- Written exercise
Quote the whole listing word for word. Do not include the pictures.

- Materials provided
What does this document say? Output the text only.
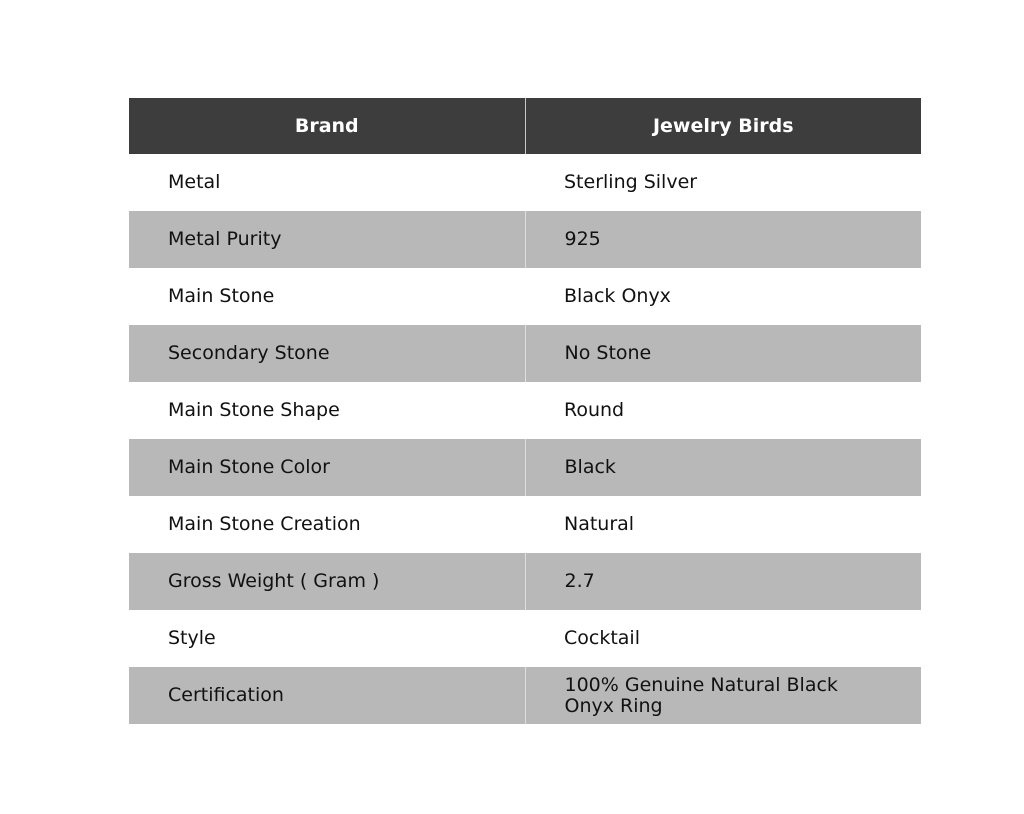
Brand	Jewelry Birds
Metal	Sterling Silver
Metal Purity	925
Main Stone	Black Onyx
Secondary Stone	No Stone
Main Stone Shape	Round
Main Stone Color	Black
Main Stone Creation	Natural
Gross Weight ( Gram )	2.7
Style	Cocktail
Certification	100% Genuine Natural Black Onyx Ring
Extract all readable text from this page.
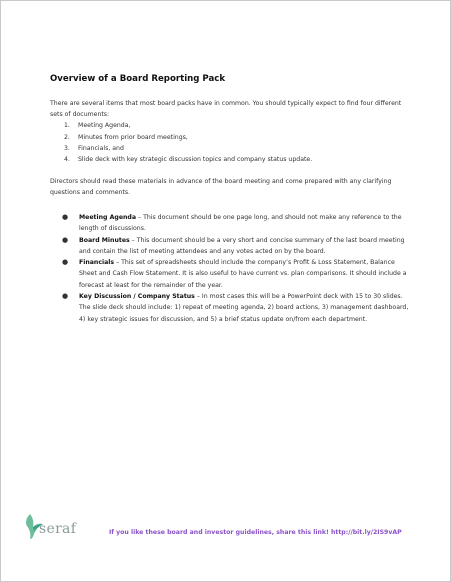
Overview of a Board Reporting Pack

There are several items that most board packs have in common. You should typically expect to find four different sets of documents:

1. Meeting Agenda,
2. Minutes from prior board meetings,
3. Financials, and
4. Slide deck with key strategic discussion topics and company status update.

Directors should read these materials in advance of the board meeting and come prepared with any clarifying questions and comments.

● Meeting Agenda – This document should be one page long, and should not make any reference to the length of discussions.
● Board Minutes – This document should be a very short and concise summary of the last board meeting and contain the list of meeting attendees and any votes acted on by the board.
● Financials – This set of spreadsheets should include the company’s Profit & Loss Statement, Balance Sheet and Cash Flow Statement. It is also useful to have current vs. plan comparisons. It should include a forecast at least for the remainder of the year.
● Key Discussion / Company Status – In most cases this will be a PowerPoint deck with 15 to 30 slides. The slide deck should include: 1) repeat of meeting agenda, 2) board actions, 3) management dashboard, 4) key strategic issues for discussion, and 5) a brief status update on/from each department.
seraf	If you like these board and investor guidelines, share this link! http://bit.ly/2IS9vAP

- The completed task
What does this document say? Output the text only.
Brand	Jewelry Birds
Metal	Sterling Silver
Metal Purity	925
Main Stone	Black Onyx
Secondary Stone	No Stone
Main Stone Shape	Round
Main Stone Color	Black
Main Stone Creation	Natural
Gross Weight ( Gram )	2.7
Style	Cocktail
Certification	100% Genuine Natural Black Onyx Ring
Extract all readable text from this page.
Overview of a Board Reporting Pack

There are several items that most board packs have in common. You should typically expect to find four different sets of documents:

1. Meeting Agenda,
2. Minutes from prior board meetings,
3. Financials, and
4. Slide deck with key strategic discussion topics and company status update.

Directors should read these materials in advance of the board meeting and come prepared with any clarifying questions and comments.

● Meeting Agenda – This document should be one page long, and should not make any reference to the length of discussions.
● Board Minutes – This document should be a very short and concise summary of the last board meeting and contain the list of meeting attendees and any votes acted on by the board.
● Financials – This set of spreadsheets should include the company’s Profit & Loss Statement, Balance Sheet and Cash Flow Statement. It is also useful to have current vs. plan comparisons. It should include a forecast at least for the remainder of the year.
● Key Discussion / Company Status – In most cases this will be a PowerPoint deck with 15 to 30 slides. The slide deck should include: 1) repeat of meeting agenda, 2) board actions, 3) management dashboard, 4) key strategic issues for discussion, and 5) a brief status update on/from each department.
seraf	If you like these board and investor guidelines, share this link! http://bit.ly/2IS9vAP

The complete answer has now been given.